— Begin Dataset entries —
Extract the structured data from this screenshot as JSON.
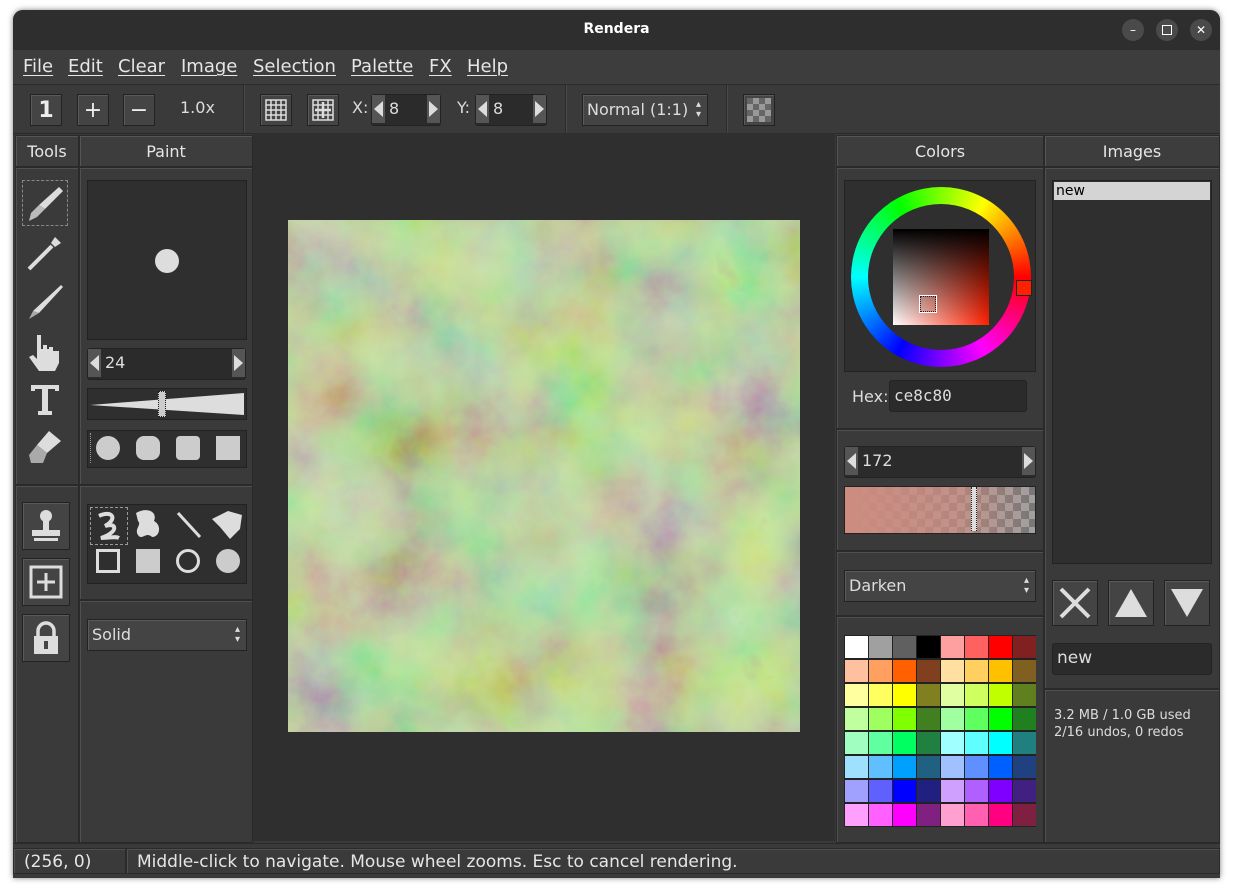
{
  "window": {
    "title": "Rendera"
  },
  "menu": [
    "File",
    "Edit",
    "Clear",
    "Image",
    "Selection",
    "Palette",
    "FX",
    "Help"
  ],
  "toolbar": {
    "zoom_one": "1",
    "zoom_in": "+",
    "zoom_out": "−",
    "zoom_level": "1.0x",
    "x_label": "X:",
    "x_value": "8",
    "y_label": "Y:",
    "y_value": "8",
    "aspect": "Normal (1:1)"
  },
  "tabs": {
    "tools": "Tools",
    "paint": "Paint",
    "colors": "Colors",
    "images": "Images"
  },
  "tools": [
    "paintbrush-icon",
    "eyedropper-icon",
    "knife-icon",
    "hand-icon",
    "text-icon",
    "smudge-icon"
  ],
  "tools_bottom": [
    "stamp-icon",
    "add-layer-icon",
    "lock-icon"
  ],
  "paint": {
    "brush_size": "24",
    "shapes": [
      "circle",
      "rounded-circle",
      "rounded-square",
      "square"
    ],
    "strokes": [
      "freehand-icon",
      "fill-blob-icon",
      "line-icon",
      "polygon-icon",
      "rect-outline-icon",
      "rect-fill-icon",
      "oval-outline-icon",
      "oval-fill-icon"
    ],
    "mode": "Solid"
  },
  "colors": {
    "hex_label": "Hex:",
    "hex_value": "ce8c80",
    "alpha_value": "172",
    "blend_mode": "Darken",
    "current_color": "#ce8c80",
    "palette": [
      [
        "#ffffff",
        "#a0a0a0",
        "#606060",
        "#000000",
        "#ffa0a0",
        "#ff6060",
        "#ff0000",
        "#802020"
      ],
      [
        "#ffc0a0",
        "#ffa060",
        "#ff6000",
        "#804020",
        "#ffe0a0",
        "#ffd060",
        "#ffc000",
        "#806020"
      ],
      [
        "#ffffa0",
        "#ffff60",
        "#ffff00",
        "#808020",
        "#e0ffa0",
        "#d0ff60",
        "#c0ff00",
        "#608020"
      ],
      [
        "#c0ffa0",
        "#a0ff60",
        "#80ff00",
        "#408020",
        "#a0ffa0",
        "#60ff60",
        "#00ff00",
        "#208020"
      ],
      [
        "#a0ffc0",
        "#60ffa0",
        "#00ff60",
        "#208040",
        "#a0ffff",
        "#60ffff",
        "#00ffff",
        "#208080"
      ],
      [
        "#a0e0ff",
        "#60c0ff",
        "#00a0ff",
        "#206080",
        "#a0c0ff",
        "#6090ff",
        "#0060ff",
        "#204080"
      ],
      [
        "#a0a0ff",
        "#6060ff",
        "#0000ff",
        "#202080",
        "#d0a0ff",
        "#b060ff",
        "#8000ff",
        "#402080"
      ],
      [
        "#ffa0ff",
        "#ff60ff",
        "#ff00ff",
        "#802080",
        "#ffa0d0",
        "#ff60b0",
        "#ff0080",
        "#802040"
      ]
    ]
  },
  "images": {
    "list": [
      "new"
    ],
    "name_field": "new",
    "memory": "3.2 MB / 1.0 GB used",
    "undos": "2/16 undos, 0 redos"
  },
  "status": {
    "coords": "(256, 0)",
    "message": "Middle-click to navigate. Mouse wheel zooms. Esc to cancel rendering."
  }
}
— End Dataset entries —
Goal of the exercise:
Repeat the records in full, exactly as they appear, without the pictures.

Task response:
Extract the structured data from this screenshot as JSON.
{
  "window": {
    "title": "Rendera"
  },
  "menu": [
    "File",
    "Edit",
    "Clear",
    "Image",
    "Selection",
    "Palette",
    "FX",
    "Help"
  ],
  "toolbar": {
    "zoom_one": "1",
    "zoom_in": "+",
    "zoom_out": "−",
    "zoom_level": "1.0x",
    "x_label": "X:",
    "x_value": "8",
    "y_label": "Y:",
    "y_value": "8",
    "aspect": "Normal (1:1)"
  },
  "tabs": {
    "tools": "Tools",
    "paint": "Paint",
    "colors": "Colors",
    "images": "Images"
  },
  "tools": [
    "paintbrush-icon",
    "eyedropper-icon",
    "knife-icon",
    "hand-icon",
    "text-icon",
    "smudge-icon"
  ],
  "tools_bottom": [
    "stamp-icon",
    "add-layer-icon",
    "lock-icon"
  ],
  "paint": {
    "brush_size": "24",
    "shapes": [
      "circle",
      "rounded-circle",
      "rounded-square",
      "square"
    ],
    "strokes": [
      "freehand-icon",
      "fill-blob-icon",
      "line-icon",
      "polygon-icon",
      "rect-outline-icon",
      "rect-fill-icon",
      "oval-outline-icon",
      "oval-fill-icon"
    ],
    "mode": "Solid"
  },
  "colors": {
    "hex_label": "Hex:",
    "hex_value": "ce8c80",
    "alpha_value": "172",
    "blend_mode": "Darken",
    "current_color": "#ce8c80",
    "palette": [
      [
        "#ffffff",
        "#a0a0a0",
        "#606060",
        "#000000",
        "#ffa0a0",
        "#ff6060",
        "#ff0000",
        "#802020"
      ],
      [
        "#ffc0a0",
        "#ffa060",
        "#ff6000",
        "#804020",
        "#ffe0a0",
        "#ffd060",
        "#ffc000",
        "#806020"
      ],
      [
        "#ffffa0",
        "#ffff60",
        "#ffff00",
        "#808020",
        "#e0ffa0",
        "#d0ff60",
        "#c0ff00",
        "#608020"
      ],
      [
        "#c0ffa0",
        "#a0ff60",
        "#80ff00",
        "#408020",
        "#a0ffa0",
        "#60ff60",
        "#00ff00",
        "#208020"
      ],
      [
        "#a0ffc0",
        "#60ffa0",
        "#00ff60",
        "#208040",
        "#a0ffff",
        "#60ffff",
        "#00ffff",
        "#208080"
      ],
      [
        "#a0e0ff",
        "#60c0ff",
        "#00a0ff",
        "#206080",
        "#a0c0ff",
        "#6090ff",
        "#0060ff",
        "#204080"
      ],
      [
        "#a0a0ff",
        "#6060ff",
        "#0000ff",
        "#202080",
        "#d0a0ff",
        "#b060ff",
        "#8000ff",
        "#402080"
      ],
      [
        "#ffa0ff",
        "#ff60ff",
        "#ff00ff",
        "#802080",
        "#ffa0d0",
        "#ff60b0",
        "#ff0080",
        "#802040"
      ]
    ]
  },
  "images": {
    "list": [
      "new"
    ],
    "name_field": "new",
    "memory": "3.2 MB / 1.0 GB used",
    "undos": "2/16 undos, 0 redos"
  },
  "status": {
    "coords": "(256, 0)",
    "message": "Middle-click to navigate. Mouse wheel zooms. Esc to cancel rendering."
  }
}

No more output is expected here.